TASK TO COMPLETE: The data below must be copied in full and without any change.

(Stored data)

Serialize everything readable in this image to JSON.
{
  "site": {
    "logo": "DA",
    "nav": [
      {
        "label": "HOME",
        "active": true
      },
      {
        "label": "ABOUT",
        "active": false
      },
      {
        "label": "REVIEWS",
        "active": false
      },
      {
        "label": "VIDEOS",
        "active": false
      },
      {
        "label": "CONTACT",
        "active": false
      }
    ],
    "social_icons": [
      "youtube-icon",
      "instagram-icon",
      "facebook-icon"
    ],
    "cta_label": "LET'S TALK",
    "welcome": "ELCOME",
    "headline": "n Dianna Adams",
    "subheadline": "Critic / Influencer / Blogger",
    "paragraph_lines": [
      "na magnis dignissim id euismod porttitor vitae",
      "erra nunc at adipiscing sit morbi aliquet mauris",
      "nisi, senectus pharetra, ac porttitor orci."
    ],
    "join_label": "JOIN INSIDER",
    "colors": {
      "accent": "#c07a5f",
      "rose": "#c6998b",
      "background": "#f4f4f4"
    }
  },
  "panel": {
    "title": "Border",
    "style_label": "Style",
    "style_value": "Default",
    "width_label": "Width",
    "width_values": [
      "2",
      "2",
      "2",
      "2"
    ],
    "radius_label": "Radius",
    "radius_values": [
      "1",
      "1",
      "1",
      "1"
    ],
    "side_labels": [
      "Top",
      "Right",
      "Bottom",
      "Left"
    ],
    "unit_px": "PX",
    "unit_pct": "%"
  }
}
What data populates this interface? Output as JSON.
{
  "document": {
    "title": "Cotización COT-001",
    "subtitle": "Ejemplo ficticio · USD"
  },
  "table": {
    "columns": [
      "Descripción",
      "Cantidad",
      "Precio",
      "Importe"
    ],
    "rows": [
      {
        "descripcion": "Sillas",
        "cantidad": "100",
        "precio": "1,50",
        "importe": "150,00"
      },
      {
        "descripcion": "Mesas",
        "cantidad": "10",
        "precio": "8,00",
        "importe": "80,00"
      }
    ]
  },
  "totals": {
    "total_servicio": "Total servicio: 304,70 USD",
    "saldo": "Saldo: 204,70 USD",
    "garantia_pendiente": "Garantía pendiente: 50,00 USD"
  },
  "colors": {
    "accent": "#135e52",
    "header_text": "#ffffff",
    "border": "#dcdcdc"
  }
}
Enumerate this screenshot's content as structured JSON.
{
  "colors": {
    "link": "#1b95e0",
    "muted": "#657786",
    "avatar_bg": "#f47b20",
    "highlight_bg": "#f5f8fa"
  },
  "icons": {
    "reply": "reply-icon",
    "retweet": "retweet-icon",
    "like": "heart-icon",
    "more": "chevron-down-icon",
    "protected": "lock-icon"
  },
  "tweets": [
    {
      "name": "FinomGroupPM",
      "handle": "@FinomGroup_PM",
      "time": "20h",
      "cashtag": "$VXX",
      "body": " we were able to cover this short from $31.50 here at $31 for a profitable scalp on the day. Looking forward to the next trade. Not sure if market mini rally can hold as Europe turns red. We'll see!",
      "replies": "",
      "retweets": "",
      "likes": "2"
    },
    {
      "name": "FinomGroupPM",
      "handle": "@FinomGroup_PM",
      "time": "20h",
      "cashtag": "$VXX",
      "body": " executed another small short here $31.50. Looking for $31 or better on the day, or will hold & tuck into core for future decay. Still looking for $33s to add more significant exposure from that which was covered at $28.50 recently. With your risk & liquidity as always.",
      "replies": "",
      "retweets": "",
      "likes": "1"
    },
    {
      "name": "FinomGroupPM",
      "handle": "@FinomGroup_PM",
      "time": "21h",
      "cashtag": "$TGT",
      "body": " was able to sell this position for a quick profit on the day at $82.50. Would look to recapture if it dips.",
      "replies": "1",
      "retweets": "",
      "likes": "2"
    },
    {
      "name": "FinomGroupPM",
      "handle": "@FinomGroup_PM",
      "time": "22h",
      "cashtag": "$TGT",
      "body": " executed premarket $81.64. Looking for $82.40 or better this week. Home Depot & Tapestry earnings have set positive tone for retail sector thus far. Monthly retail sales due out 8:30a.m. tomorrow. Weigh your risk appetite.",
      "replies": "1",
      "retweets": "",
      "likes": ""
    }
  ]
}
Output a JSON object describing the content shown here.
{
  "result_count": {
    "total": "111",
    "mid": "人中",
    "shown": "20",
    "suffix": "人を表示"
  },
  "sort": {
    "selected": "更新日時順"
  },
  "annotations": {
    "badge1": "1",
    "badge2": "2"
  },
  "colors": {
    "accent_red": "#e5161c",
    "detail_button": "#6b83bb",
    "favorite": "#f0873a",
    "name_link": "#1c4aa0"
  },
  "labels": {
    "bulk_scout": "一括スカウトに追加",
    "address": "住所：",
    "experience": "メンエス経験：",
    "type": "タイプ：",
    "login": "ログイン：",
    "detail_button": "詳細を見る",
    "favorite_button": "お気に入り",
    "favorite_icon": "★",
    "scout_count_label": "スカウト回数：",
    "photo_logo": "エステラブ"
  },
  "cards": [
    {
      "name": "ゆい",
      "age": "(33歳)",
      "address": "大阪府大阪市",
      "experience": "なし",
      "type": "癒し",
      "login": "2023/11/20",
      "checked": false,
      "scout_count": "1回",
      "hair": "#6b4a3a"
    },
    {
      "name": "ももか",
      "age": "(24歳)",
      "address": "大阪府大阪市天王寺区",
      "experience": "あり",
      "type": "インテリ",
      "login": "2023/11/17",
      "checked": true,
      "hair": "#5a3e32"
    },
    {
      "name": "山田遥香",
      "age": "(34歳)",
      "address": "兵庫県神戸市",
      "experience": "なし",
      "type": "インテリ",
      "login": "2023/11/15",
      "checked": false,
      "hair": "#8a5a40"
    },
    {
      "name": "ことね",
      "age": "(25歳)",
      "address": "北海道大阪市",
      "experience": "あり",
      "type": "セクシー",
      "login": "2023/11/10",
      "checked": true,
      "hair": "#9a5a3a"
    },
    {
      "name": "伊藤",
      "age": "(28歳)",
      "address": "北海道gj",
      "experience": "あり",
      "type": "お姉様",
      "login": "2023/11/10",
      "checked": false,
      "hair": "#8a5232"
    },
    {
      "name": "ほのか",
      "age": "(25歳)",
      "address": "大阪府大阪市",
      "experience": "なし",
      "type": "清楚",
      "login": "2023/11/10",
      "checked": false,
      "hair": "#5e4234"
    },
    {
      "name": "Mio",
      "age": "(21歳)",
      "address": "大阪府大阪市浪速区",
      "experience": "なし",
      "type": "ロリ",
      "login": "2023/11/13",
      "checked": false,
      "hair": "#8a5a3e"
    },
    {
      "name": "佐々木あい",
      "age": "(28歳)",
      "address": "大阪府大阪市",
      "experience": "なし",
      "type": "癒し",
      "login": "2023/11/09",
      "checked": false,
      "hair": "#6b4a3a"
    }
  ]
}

FINISHED ANSWER:
Serialize everything readable in this image to JSON.
{
  "site": {
    "logo": "DA",
    "nav": [
      {
        "label": "HOME",
        "active": true
      },
      {
        "label": "ABOUT",
        "active": false
      },
      {
        "label": "REVIEWS",
        "active": false
      },
      {
        "label": "VIDEOS",
        "active": false
      },
      {
        "label": "CONTACT",
        "active": false
      }
    ],
    "social_icons": [
      "youtube-icon",
      "instagram-icon",
      "facebook-icon"
    ],
    "cta_label": "LET'S TALK",
    "welcome": "ELCOME",
    "headline": "n Dianna Adams",
    "subheadline": "Critic / Influencer / Blogger",
    "paragraph_lines": [
      "na magnis dignissim id euismod porttitor vitae",
      "erra nunc at adipiscing sit morbi aliquet mauris",
      "nisi, senectus pharetra, ac porttitor orci."
    ],
    "join_label": "JOIN INSIDER",
    "colors": {
      "accent": "#c07a5f",
      "rose": "#c6998b",
      "background": "#f4f4f4"
    }
  },
  "panel": {
    "title": "Border",
    "style_label": "Style",
    "style_value": "Default",
    "width_label": "Width",
    "width_values": [
      "2",
      "2",
      "2",
      "2"
    ],
    "radius_label": "Radius",
    "radius_values": [
      "1",
      "1",
      "1",
      "1"
    ],
    "side_labels": [
      "Top",
      "Right",
      "Bottom",
      "Left"
    ],
    "unit_px": "PX",
    "unit_pct": "%"
  }
}
What data populates this interface? Output as JSON.
{
  "document": {
    "title": "Cotización COT-001",
    "subtitle": "Ejemplo ficticio · USD"
  },
  "table": {
    "columns": [
      "Descripción",
      "Cantidad",
      "Precio",
      "Importe"
    ],
    "rows": [
      {
        "descripcion": "Sillas",
        "cantidad": "100",
        "precio": "1,50",
        "importe": "150,00"
      },
      {
        "descripcion": "Mesas",
        "cantidad": "10",
        "precio": "8,00",
        "importe": "80,00"
      }
    ]
  },
  "totals": {
    "total_servicio": "Total servicio: 304,70 USD",
    "saldo": "Saldo: 204,70 USD",
    "garantia_pendiente": "Garantía pendiente: 50,00 USD"
  },
  "colors": {
    "accent": "#135e52",
    "header_text": "#ffffff",
    "border": "#dcdcdc"
  }
}
Enumerate this screenshot's content as structured JSON.
{
  "colors": {
    "link": "#1b95e0",
    "muted": "#657786",
    "avatar_bg": "#f47b20",
    "highlight_bg": "#f5f8fa"
  },
  "icons": {
    "reply": "reply-icon",
    "retweet": "retweet-icon",
    "like": "heart-icon",
    "more": "chevron-down-icon",
    "protected": "lock-icon"
  },
  "tweets": [
    {
      "name": "FinomGroupPM",
      "handle": "@FinomGroup_PM",
      "time": "20h",
      "cashtag": "$VXX",
      "body": " we were able to cover this short from $31.50 here at $31 for a profitable scalp on the day. Looking forward to the next trade. Not sure if market mini rally can hold as Europe turns red. We'll see!",
      "replies": "",
      "retweets": "",
      "likes": "2"
    },
    {
      "name": "FinomGroupPM",
      "handle": "@FinomGroup_PM",
      "time": "20h",
      "cashtag": "$VXX",
      "body": " executed another small short here $31.50. Looking for $31 or better on the day, or will hold & tuck into core for future decay. Still looking for $33s to add more significant exposure from that which was covered at $28.50 recently. With your risk & liquidity as always.",
      "replies": "",
      "retweets": "",
      "likes": "1"
    },
    {
      "name": "FinomGroupPM",
      "handle": "@FinomGroup_PM",
      "time": "21h",
      "cashtag": "$TGT",
      "body": " was able to sell this position for a quick profit on the day at $82.50. Would look to recapture if it dips.",
      "replies": "1",
      "retweets": "",
      "likes": "2"
    },
    {
      "name": "FinomGroupPM",
      "handle": "@FinomGroup_PM",
      "time": "22h",
      "cashtag": "$TGT",
      "body": " executed premarket $81.64. Looking for $82.40 or better this week. Home Depot & Tapestry earnings have set positive tone for retail sector thus far. Monthly retail sales due out 8:30a.m. tomorrow. Weigh your risk appetite.",
      "replies": "1",
      "retweets": "",
      "likes": ""
    }
  ]
}
Output a JSON object describing the content shown here.
{
  "result_count": {
    "total": "111",
    "mid": "人中",
    "shown": "20",
    "suffix": "人を表示"
  },
  "sort": {
    "selected": "更新日時順"
  },
  "annotations": {
    "badge1": "1",
    "badge2": "2"
  },
  "colors": {
    "accent_red": "#e5161c",
    "detail_button": "#6b83bb",
    "favorite": "#f0873a",
    "name_link": "#1c4aa0"
  },
  "labels": {
    "bulk_scout": "一括スカウトに追加",
    "address": "住所：",
    "experience": "メンエス経験：",
    "type": "タイプ：",
    "login": "ログイン：",
    "detail_button": "詳細を見る",
    "favorite_button": "お気に入り",
    "favorite_icon": "★",
    "scout_count_label": "スカウト回数：",
    "photo_logo": "エステラブ"
  },
  "cards": [
    {
      "name": "ゆい",
      "age": "(33歳)",
      "address": "大阪府大阪市",
      "experience": "なし",
      "type": "癒し",
      "login": "2023/11/20",
      "checked": false,
      "scout_count": "1回",
      "hair": "#6b4a3a"
    },
    {
      "name": "ももか",
      "age": "(24歳)",
      "address": "大阪府大阪市天王寺区",
      "experience": "あり",
      "type": "インテリ",
      "login": "2023/11/17",
      "checked": true,
      "hair": "#5a3e32"
    },
    {
      "name": "山田遥香",
      "age": "(34歳)",
      "address": "兵庫県神戸市",
      "experience": "なし",
      "type": "インテリ",
      "login": "2023/11/15",
      "checked": false,
      "hair": "#8a5a40"
    },
    {
      "name": "ことね",
      "age": "(25歳)",
      "address": "北海道大阪市",
      "experience": "あり",
      "type": "セクシー",
      "login": "2023/11/10",
      "checked": true,
      "hair": "#9a5a3a"
    },
    {
      "name": "伊藤",
      "age": "(28歳)",
      "address": "北海道gj",
      "experience": "あり",
      "type": "お姉様",
      "login": "2023/11/10",
      "checked": false,
      "hair": "#8a5232"
    },
    {
      "name": "ほのか",
      "age": "(25歳)",
      "address": "大阪府大阪市",
      "experience": "なし",
      "type": "清楚",
      "login": "2023/11/10",
      "checked": false,
      "hair": "#5e4234"
    },
    {
      "name": "Mio",
      "age": "(21歳)",
      "address": "大阪府大阪市浪速区",
      "experience": "なし",
      "type": "ロリ",
      "login": "2023/11/13",
      "checked": false,
      "hair": "#8a5a3e"
    },
    {
      "name": "佐々木あい",
      "age": "(28歳)",
      "address": "大阪府大阪市",
      "experience": "なし",
      "type": "癒し",
      "login": "2023/11/09",
      "checked": false,
      "hair": "#6b4a3a"
    }
  ]
}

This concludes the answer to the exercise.